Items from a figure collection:
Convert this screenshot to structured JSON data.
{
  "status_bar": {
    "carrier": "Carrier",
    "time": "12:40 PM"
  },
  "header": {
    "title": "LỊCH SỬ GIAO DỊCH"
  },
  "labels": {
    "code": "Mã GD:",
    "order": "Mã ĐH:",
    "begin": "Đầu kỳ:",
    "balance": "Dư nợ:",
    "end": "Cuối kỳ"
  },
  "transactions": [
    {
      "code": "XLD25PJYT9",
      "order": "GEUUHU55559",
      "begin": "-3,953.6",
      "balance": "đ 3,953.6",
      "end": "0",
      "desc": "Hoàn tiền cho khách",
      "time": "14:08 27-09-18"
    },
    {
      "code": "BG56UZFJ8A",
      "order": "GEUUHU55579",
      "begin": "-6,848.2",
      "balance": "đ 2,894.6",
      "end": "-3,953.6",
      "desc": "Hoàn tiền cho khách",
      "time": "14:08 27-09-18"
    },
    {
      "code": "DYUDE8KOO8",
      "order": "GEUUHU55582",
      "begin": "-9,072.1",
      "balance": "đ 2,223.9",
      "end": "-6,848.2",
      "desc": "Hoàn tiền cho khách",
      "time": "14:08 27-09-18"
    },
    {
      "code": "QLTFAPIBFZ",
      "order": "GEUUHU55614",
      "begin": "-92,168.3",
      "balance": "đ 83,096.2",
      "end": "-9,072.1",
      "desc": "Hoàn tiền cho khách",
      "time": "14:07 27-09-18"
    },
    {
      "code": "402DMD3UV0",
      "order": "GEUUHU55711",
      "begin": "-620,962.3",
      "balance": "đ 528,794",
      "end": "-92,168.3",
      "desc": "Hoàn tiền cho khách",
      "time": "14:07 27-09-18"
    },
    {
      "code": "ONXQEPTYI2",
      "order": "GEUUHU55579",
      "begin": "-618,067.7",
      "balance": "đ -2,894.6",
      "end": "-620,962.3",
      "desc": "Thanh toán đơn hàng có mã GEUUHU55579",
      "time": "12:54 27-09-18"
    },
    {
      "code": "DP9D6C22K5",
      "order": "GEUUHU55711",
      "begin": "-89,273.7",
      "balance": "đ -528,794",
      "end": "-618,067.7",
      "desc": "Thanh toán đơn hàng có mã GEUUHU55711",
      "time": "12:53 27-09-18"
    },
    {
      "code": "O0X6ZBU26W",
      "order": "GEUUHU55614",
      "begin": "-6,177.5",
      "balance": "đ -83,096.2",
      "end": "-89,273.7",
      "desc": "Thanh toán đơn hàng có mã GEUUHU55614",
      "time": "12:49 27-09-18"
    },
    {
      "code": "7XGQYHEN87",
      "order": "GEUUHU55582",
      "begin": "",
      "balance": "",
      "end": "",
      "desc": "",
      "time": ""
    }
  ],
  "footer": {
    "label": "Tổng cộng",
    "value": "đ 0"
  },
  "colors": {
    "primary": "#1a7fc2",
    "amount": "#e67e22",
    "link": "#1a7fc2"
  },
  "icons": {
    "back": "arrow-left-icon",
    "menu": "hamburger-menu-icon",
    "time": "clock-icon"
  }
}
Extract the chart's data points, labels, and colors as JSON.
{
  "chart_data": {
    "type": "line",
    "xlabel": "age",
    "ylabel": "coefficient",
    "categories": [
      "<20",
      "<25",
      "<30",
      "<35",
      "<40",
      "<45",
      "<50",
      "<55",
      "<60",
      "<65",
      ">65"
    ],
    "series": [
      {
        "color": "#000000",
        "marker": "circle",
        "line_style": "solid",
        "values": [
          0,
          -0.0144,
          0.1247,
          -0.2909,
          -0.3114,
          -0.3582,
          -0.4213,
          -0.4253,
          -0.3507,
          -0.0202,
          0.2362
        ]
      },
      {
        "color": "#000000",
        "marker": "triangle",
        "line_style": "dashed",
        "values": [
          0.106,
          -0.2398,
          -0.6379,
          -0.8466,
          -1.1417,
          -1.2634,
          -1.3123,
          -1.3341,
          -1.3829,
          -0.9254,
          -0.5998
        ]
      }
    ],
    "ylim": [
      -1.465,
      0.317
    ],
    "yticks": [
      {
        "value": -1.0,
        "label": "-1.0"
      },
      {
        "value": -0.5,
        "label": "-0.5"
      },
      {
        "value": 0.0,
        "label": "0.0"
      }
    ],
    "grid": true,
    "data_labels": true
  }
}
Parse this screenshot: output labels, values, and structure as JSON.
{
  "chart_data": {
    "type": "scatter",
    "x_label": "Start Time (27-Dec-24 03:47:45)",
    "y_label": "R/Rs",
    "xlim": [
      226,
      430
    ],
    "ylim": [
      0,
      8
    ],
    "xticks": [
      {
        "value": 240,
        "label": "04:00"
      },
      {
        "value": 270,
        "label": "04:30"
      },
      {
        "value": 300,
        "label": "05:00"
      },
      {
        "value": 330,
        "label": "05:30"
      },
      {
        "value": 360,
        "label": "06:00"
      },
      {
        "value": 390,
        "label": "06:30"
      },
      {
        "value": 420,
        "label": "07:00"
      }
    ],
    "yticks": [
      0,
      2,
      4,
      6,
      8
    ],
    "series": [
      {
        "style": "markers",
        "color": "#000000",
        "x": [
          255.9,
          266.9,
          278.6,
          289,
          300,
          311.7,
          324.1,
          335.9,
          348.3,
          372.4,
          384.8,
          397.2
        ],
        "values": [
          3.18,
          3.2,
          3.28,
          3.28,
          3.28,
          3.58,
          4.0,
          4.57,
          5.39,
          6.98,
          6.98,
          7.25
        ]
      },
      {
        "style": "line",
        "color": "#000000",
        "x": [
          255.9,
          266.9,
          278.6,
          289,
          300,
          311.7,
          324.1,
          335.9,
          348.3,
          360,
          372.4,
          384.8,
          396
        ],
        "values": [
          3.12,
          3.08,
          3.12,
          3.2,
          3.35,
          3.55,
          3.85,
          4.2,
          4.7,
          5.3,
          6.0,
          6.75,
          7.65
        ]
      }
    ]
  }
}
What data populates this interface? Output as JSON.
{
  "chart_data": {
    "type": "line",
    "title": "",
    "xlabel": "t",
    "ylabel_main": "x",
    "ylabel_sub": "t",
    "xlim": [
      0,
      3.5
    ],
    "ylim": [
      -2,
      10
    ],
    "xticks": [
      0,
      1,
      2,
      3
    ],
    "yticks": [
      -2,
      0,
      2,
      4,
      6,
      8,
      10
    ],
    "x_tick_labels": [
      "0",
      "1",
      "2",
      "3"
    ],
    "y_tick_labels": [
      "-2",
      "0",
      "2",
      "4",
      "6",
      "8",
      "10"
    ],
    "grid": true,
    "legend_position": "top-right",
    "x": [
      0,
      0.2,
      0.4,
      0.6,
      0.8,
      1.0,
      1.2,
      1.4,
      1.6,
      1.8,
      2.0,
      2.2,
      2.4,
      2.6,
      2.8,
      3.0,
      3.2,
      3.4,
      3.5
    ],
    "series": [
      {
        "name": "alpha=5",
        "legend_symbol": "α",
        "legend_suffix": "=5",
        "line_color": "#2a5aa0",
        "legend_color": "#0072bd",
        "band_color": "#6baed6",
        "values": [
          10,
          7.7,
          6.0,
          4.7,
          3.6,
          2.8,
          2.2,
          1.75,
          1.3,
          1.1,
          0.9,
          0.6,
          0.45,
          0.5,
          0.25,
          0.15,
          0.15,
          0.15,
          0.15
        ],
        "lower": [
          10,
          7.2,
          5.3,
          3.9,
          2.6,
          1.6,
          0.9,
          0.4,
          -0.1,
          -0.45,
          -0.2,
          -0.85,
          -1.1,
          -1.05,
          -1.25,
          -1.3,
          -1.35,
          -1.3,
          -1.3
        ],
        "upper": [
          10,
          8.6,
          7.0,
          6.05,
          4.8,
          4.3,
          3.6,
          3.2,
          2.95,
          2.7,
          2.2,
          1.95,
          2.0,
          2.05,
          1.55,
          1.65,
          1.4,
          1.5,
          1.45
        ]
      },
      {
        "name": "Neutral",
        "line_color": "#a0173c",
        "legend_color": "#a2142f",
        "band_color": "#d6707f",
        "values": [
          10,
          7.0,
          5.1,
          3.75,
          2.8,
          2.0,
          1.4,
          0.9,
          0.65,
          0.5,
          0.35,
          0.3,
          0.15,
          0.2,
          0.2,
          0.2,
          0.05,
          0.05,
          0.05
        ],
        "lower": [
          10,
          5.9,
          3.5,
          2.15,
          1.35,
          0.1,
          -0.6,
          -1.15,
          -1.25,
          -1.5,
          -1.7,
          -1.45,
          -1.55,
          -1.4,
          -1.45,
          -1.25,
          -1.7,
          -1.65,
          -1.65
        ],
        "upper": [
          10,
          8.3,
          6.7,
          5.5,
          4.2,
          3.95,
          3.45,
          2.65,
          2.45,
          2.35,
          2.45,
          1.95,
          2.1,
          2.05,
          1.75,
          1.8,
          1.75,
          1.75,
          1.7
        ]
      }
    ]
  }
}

▶ **Work to be completed**: Tell how many lines of the records above hold the string "hàng". Give no other text.

▶ **Reply**: 3